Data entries
^^^^

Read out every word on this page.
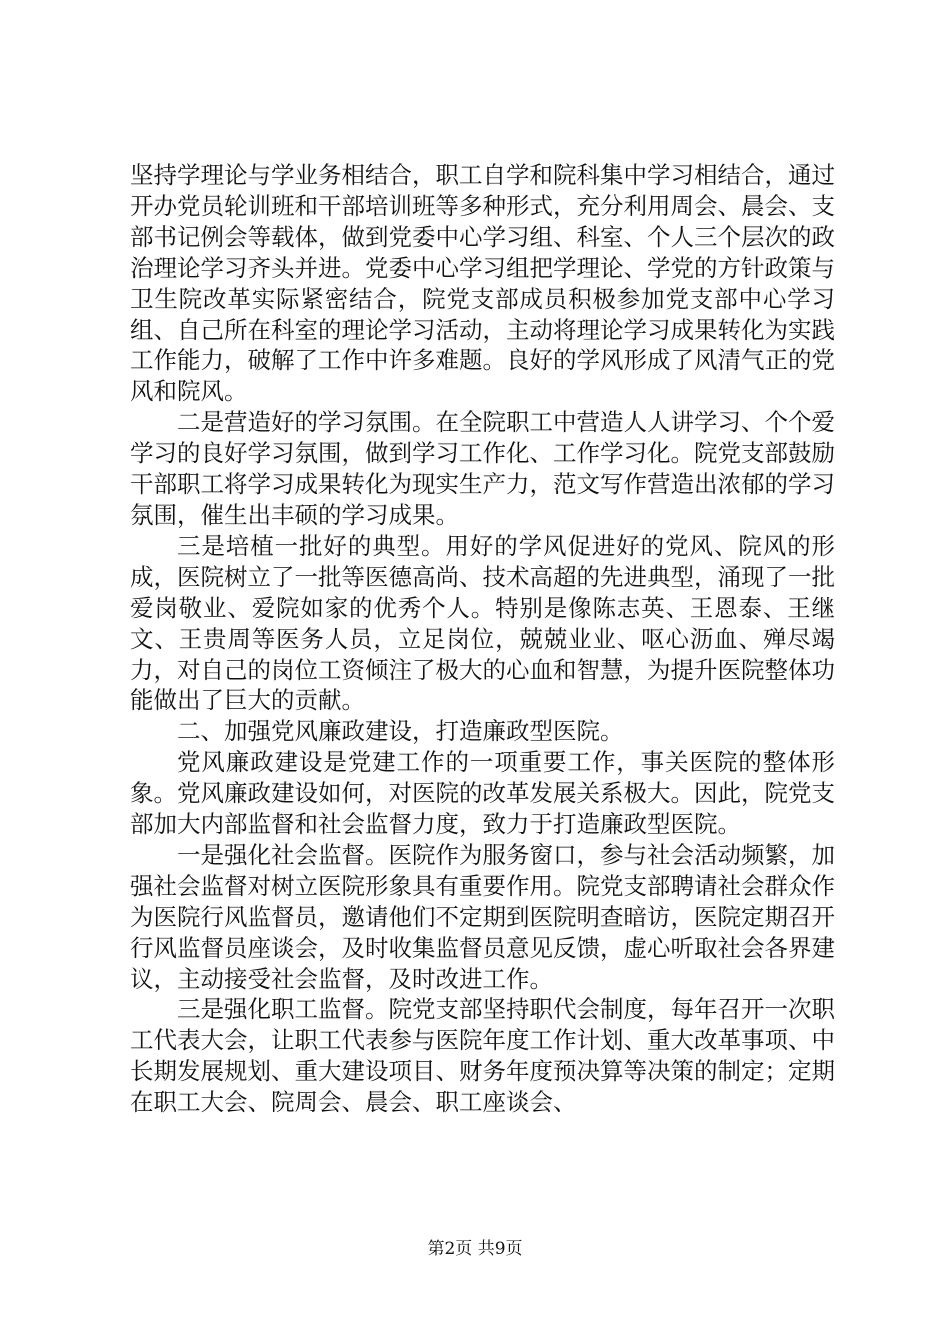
坚持学理论与学业务相结合，职工自学和院科集中学习相结合，通过开办党员轮训班和干部培训班等多种形式，充分利用周会、晨会、支部书记例会等载体，做到党委中心学习组、科室、个人三个层次的政治理论学习齐头并进。党委中心学习组把学理论、学党的方针政策与卫生院改革实际紧密结合，院党支部成员积极参加党支部中心学习组、自己所在科室的理论学习活动，主动将理论学习成果转化为实践工作能力，破解了工作中许多难题。良好的学风形成了风清气正的党风和院风。

二是营造好的学习氛围。在全院职工中营造人人讲学习、个个爱学习的良好学习氛围，做到学习工作化、工作学习化。院党支部鼓励干部职工将学习成果转化为现实生产力，范文写作营造出浓郁的学习氛围，催生出丰硕的学习成果。

三是培植一批好的典型。用好的学风促进好的党风、院风的形成，医院树立了一批等医德高尚、技术高超的先进典型，涌现了一批爱岗敬业、爱院如家的优秀个人。特别是像陈志英、王恩泰、王继文、王贵周等医务人员，立足岗位，兢兢业业、呕心沥血、殚尽竭力，对自己的岗位工资倾注了极大的心血和智慧，为提升医院整体功能做出了巨大的贡献。

二、加强党风廉政建设，打造廉政型医院。

党风廉政建设是党建工作的一项重要工作，事关医院的整体形象。党风廉政建设如何，对医院的改革发展关系极大。因此，院党支部加大内部监督和社会监督力度，致力于打造廉政型医院。

一是强化社会监督。医院作为服务窗口，参与社会活动频繁，加强社会监督对树立医院形象具有重要作用。院党支部聘请社会群众作为医院行风监督员，邀请他们不定期到医院明查暗访，医院定期召开行风监督员座谈会，及时收集监督员意见反馈，虚心听取社会各界建议，主动接受社会监督，及时改进工作。

三是强化职工监督。院党支部坚持职代会制度，每年召开一次职工代表大会，让职工代表参与医院年度工作计划、重大改革事项、中长期发展规划、重大建设项目、财务年度预决算等决策的制定；定期在职工大会、院周会、晨会、职工座谈会、

第2页 共9页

^^^^

Stated problem — Without the pictures, print the records in full, exactly as they appear.

Problem solution —
Read out every word on this page.
坚持学理论与学业务相结合，职工自学和院科集中学习相结合，通过开办党员轮训班和干部培训班等多种形式，充分利用周会、晨会、支部书记例会等载体，做到党委中心学习组、科室、个人三个层次的政治理论学习齐头并进。党委中心学习组把学理论、学党的方针政策与卫生院改革实际紧密结合，院党支部成员积极参加党支部中心学习组、自己所在科室的理论学习活动，主动将理论学习成果转化为实践工作能力，破解了工作中许多难题。良好的学风形成了风清气正的党风和院风。

二是营造好的学习氛围。在全院职工中营造人人讲学习、个个爱学习的良好学习氛围，做到学习工作化、工作学习化。院党支部鼓励干部职工将学习成果转化为现实生产力，范文写作营造出浓郁的学习氛围，催生出丰硕的学习成果。

三是培植一批好的典型。用好的学风促进好的党风、院风的形成，医院树立了一批等医德高尚、技术高超的先进典型，涌现了一批爱岗敬业、爱院如家的优秀个人。特别是像陈志英、王恩泰、王继文、王贵周等医务人员，立足岗位，兢兢业业、呕心沥血、殚尽竭力，对自己的岗位工资倾注了极大的心血和智慧，为提升医院整体功能做出了巨大的贡献。

二、加强党风廉政建设，打造廉政型医院。

党风廉政建设是党建工作的一项重要工作，事关医院的整体形象。党风廉政建设如何，对医院的改革发展关系极大。因此，院党支部加大内部监督和社会监督力度，致力于打造廉政型医院。

一是强化社会监督。医院作为服务窗口，参与社会活动频繁，加强社会监督对树立医院形象具有重要作用。院党支部聘请社会群众作为医院行风监督员，邀请他们不定期到医院明查暗访，医院定期召开行风监督员座谈会，及时收集监督员意见反馈，虚心听取社会各界建议，主动接受社会监督，及时改进工作。

三是强化职工监督。院党支部坚持职代会制度，每年召开一次职工代表大会，让职工代表参与医院年度工作计划、重大改革事项、中长期发展规划、重大建设项目、财务年度预决算等决策的制定；定期在职工大会、院周会、晨会、职工座谈会、

第2页 共9页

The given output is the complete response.